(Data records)
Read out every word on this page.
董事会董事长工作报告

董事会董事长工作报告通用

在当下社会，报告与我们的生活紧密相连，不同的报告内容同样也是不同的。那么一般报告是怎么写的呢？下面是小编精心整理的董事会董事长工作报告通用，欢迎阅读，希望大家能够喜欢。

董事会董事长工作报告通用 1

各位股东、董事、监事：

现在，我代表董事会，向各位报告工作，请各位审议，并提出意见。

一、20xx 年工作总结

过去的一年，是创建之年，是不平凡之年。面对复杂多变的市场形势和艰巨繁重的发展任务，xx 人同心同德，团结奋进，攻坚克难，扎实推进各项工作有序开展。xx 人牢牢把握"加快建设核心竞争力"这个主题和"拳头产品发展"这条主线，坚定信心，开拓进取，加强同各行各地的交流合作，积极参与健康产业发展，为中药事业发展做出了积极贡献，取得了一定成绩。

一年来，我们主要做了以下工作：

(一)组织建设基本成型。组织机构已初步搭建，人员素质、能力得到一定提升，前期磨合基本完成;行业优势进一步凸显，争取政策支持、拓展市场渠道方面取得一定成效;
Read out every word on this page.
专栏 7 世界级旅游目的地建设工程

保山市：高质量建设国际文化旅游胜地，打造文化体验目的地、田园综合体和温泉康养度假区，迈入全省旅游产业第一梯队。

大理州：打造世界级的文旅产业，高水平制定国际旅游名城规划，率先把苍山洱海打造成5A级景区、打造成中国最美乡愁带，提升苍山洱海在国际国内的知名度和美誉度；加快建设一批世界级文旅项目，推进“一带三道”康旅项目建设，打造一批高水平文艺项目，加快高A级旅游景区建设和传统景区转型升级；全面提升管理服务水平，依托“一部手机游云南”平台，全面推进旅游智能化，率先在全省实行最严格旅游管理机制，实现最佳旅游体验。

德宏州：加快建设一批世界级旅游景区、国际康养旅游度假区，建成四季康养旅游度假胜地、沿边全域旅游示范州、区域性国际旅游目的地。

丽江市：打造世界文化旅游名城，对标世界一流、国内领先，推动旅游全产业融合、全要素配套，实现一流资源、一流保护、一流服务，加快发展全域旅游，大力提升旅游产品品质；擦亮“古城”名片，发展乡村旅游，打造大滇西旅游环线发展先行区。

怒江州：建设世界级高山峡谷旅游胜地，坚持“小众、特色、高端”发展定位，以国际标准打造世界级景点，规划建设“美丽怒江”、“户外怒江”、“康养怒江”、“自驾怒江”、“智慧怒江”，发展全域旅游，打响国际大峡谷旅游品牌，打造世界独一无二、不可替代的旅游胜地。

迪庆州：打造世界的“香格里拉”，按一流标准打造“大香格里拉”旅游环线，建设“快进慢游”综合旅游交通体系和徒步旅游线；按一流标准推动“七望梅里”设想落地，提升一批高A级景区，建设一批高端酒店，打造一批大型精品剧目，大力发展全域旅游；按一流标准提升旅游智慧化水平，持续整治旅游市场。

• **WHAT IS EXPECTED**
Write out every record verbatim.

• **CORRECT RESULT**
Read out every word on this page.
董事会董事长工作报告

董事会董事长工作报告通用

在当下社会，报告与我们的生活紧密相连，不同的报告内容同样也是不同的。那么一般报告是怎么写的呢？下面是小编精心整理的董事会董事长工作报告通用，欢迎阅读，希望大家能够喜欢。

董事会董事长工作报告通用 1

各位股东、董事、监事：

现在，我代表董事会，向各位报告工作，请各位审议，并提出意见。

一、20xx 年工作总结

过去的一年，是创建之年，是不平凡之年。面对复杂多变的市场形势和艰巨繁重的发展任务，xx 人同心同德，团结奋进，攻坚克难，扎实推进各项工作有序开展。xx 人牢牢把握"加快建设核心竞争力"这个主题和"拳头产品发展"这条主线，坚定信心，开拓进取，加强同各行各地的交流合作，积极参与健康产业发展，为中药事业发展做出了积极贡献，取得了一定成绩。

一年来，我们主要做了以下工作：

(一)组织建设基本成型。组织机构已初步搭建，人员素质、能力得到一定提升，前期磨合基本完成;行业优势进一步凸显，争取政策支持、拓展市场渠道方面取得一定成效;
Read out every word on this page.
专栏 7 世界级旅游目的地建设工程

保山市：高质量建设国际文化旅游胜地，打造文化体验目的地、田园综合体和温泉康养度假区，迈入全省旅游产业第一梯队。

大理州：打造世界级的文旅产业，高水平制定国际旅游名城规划，率先把苍山洱海打造成5A级景区、打造成中国最美乡愁带，提升苍山洱海在国际国内的知名度和美誉度；加快建设一批世界级文旅项目，推进“一带三道”康旅项目建设，打造一批高水平文艺项目，加快高A级旅游景区建设和传统景区转型升级；全面提升管理服务水平，依托“一部手机游云南”平台，全面推进旅游智能化，率先在全省实行最严格旅游管理机制，实现最佳旅游体验。

德宏州：加快建设一批世界级旅游景区、国际康养旅游度假区，建成四季康养旅游度假胜地、沿边全域旅游示范州、区域性国际旅游目的地。

丽江市：打造世界文化旅游名城，对标世界一流、国内领先，推动旅游全产业融合、全要素配套，实现一流资源、一流保护、一流服务，加快发展全域旅游，大力提升旅游产品品质；擦亮“古城”名片，发展乡村旅游，打造大滇西旅游环线发展先行区。

怒江州：建设世界级高山峡谷旅游胜地，坚持“小众、特色、高端”发展定位，以国际标准打造世界级景点，规划建设“美丽怒江”、“户外怒江”、“康养怒江”、“自驾怒江”、“智慧怒江”，发展全域旅游，打响国际大峡谷旅游品牌，打造世界独一无二、不可替代的旅游胜地。

迪庆州：打造世界的“香格里拉”，按一流标准打造“大香格里拉”旅游环线，建设“快进慢游”综合旅游交通体系和徒步旅游线；按一流标准推动“七望梅里”设想落地，提升一批高A级景区，建设一批高端酒店，打造一批大型精品剧目，大力发展全域旅游；按一流标准提升旅游智慧化水平，持续整治旅游市场。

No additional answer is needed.